%%

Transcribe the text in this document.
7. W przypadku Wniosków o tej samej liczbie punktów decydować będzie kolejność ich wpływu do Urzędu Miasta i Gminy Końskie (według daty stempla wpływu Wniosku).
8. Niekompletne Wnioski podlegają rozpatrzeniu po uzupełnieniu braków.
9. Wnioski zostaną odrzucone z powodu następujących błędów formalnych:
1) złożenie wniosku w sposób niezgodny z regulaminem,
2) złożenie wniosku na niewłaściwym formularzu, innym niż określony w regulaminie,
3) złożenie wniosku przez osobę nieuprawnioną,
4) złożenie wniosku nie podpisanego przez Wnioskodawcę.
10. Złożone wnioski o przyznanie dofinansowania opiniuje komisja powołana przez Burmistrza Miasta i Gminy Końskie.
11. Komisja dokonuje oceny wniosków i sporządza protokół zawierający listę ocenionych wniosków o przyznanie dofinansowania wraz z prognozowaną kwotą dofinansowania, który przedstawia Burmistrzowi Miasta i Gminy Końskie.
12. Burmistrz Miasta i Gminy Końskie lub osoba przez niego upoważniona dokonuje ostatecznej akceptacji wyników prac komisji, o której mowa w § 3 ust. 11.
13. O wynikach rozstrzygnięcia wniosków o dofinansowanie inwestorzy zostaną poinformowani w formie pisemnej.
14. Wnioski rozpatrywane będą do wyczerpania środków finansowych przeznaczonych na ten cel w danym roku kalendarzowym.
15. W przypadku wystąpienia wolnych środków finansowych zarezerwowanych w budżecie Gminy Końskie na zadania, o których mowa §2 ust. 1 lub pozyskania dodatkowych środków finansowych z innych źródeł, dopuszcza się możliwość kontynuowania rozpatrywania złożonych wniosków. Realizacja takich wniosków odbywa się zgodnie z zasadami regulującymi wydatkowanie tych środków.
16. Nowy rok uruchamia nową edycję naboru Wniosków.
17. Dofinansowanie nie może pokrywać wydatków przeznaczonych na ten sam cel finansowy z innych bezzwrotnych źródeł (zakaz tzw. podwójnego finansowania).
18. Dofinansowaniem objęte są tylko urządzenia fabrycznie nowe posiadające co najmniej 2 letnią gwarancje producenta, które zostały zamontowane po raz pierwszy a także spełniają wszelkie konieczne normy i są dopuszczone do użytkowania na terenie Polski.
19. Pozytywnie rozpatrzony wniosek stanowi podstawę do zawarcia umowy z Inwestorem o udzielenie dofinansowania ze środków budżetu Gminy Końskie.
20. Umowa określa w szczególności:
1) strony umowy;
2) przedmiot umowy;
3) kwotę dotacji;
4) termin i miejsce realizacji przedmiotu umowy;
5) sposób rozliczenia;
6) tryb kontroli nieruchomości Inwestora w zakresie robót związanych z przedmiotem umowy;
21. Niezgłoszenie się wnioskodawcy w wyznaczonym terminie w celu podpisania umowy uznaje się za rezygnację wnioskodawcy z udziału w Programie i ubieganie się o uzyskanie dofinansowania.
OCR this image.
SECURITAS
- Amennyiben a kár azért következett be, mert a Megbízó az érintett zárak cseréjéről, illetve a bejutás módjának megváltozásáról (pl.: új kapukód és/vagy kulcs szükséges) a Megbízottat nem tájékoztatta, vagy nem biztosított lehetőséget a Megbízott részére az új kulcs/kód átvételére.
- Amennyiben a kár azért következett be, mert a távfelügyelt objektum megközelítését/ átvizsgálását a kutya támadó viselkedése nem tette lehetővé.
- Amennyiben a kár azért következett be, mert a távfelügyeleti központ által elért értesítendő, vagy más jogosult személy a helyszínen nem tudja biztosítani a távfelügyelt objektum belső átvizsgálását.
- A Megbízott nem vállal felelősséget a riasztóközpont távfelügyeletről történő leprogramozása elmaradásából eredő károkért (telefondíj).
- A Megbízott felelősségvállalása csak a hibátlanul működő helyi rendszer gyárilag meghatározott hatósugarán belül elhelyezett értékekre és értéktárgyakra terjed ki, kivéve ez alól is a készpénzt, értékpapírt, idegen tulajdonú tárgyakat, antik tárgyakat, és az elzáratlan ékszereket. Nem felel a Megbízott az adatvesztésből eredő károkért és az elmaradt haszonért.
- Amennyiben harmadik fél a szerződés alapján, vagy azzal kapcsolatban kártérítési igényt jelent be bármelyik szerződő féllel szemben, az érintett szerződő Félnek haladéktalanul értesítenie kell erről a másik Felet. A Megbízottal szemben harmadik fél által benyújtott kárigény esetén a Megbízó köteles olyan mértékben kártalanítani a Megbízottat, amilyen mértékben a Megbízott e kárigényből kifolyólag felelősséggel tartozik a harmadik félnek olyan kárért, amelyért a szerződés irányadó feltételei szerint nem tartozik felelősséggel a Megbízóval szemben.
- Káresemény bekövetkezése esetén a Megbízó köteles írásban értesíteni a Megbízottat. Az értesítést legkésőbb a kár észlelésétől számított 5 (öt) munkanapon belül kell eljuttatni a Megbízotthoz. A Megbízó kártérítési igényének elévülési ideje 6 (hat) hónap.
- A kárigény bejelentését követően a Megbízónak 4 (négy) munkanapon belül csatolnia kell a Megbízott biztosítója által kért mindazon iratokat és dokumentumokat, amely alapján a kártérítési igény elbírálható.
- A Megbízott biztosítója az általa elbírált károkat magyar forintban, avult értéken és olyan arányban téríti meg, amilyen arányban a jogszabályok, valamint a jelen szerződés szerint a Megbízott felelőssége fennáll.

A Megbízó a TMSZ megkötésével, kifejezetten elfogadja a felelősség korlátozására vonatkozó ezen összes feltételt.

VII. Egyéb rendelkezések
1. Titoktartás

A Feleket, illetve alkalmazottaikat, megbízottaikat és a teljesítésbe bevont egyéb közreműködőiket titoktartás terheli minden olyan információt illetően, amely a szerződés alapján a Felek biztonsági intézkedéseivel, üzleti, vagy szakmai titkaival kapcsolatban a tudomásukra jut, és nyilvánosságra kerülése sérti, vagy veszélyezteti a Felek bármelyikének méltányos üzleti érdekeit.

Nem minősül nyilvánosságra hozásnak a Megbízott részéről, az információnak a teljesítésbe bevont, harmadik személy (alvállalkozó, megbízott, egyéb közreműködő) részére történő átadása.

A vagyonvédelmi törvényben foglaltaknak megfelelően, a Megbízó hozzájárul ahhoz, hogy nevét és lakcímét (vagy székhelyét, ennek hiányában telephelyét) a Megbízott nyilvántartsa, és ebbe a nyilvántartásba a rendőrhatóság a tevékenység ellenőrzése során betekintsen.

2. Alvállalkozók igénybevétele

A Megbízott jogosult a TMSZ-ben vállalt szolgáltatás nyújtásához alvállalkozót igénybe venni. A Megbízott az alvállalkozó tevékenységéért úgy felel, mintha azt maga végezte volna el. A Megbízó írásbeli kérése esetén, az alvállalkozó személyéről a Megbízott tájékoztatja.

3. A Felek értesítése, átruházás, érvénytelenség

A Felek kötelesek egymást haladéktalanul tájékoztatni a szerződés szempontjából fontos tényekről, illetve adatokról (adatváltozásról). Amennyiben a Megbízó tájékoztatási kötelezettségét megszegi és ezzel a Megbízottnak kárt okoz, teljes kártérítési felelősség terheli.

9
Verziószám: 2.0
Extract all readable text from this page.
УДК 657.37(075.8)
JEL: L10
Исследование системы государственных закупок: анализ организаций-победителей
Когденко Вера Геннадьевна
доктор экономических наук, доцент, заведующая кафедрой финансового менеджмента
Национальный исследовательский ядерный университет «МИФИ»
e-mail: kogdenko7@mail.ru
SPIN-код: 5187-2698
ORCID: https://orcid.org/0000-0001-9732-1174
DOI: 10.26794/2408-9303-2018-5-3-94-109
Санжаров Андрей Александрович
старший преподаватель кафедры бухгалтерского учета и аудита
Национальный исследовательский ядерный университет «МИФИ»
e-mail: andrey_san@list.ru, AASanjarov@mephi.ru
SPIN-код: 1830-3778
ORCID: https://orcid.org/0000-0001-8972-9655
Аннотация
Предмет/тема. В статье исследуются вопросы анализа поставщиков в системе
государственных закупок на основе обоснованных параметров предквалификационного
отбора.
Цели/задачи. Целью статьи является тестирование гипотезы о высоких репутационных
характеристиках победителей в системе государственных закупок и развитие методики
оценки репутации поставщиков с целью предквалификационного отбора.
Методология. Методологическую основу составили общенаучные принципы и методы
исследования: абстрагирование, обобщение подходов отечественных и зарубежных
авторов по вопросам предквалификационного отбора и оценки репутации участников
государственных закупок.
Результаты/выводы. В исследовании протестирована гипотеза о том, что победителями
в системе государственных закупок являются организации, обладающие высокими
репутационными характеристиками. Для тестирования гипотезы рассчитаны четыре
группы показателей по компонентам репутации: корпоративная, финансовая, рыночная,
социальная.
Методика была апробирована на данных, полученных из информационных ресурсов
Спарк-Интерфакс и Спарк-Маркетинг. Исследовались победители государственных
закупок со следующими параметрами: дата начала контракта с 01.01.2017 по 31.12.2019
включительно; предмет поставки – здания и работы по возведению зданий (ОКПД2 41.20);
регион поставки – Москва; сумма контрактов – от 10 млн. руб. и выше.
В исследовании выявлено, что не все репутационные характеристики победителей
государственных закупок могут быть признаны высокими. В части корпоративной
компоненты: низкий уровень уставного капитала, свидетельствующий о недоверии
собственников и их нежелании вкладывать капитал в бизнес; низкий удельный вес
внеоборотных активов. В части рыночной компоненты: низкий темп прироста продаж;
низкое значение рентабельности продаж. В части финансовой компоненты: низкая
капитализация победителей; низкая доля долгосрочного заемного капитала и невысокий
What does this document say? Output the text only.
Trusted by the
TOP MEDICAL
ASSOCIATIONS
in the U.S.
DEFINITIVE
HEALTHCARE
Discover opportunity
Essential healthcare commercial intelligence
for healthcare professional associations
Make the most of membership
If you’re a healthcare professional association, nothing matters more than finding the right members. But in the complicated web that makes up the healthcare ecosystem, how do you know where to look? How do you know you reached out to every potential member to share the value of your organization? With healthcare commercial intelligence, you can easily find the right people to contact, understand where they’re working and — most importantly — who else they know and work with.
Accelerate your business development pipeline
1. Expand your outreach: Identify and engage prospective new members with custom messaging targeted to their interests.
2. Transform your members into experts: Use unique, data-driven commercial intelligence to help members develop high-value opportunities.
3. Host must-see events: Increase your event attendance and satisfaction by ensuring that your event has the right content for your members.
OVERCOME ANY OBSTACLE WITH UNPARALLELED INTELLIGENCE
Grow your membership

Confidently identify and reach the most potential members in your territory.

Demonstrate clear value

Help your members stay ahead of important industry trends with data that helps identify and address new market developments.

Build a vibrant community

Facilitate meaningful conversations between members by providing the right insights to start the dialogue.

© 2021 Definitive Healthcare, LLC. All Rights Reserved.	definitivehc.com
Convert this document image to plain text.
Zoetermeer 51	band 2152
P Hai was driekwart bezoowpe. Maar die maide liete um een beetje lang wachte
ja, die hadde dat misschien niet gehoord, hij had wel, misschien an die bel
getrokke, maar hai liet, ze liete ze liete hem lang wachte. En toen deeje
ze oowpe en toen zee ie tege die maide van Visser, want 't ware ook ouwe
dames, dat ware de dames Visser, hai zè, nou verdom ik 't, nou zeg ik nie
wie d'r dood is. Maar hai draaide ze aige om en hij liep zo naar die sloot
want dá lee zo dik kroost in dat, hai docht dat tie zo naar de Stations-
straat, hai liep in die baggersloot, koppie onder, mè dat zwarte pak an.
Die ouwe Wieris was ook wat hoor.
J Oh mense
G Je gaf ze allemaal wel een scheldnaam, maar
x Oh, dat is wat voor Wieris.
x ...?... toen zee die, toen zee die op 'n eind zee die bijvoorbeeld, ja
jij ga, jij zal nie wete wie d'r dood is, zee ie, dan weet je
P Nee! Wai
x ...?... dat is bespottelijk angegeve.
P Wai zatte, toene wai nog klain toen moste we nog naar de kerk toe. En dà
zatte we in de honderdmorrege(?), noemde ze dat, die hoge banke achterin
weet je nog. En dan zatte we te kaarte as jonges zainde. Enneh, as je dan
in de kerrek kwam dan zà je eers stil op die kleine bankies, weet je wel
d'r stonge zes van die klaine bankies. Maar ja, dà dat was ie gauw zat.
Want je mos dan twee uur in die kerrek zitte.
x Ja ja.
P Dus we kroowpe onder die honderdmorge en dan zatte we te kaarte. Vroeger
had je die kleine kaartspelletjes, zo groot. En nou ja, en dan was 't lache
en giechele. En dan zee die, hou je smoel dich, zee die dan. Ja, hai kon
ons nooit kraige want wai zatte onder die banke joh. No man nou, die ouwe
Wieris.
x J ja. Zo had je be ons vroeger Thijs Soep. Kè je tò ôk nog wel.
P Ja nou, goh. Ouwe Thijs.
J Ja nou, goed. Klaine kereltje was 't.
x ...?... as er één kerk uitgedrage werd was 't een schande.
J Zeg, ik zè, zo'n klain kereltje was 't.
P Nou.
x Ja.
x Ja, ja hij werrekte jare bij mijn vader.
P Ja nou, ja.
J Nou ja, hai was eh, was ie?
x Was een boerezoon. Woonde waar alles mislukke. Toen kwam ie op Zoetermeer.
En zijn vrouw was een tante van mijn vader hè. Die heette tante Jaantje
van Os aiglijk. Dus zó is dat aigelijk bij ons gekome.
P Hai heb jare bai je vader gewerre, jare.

%%

- [Written request] Pull every line containing "высокими" from the data.

- [Correct answer]
в системе государственных закупок являются организации, обладающие высокими
государственных закупок могут быть признаны высокими. В части корпоративной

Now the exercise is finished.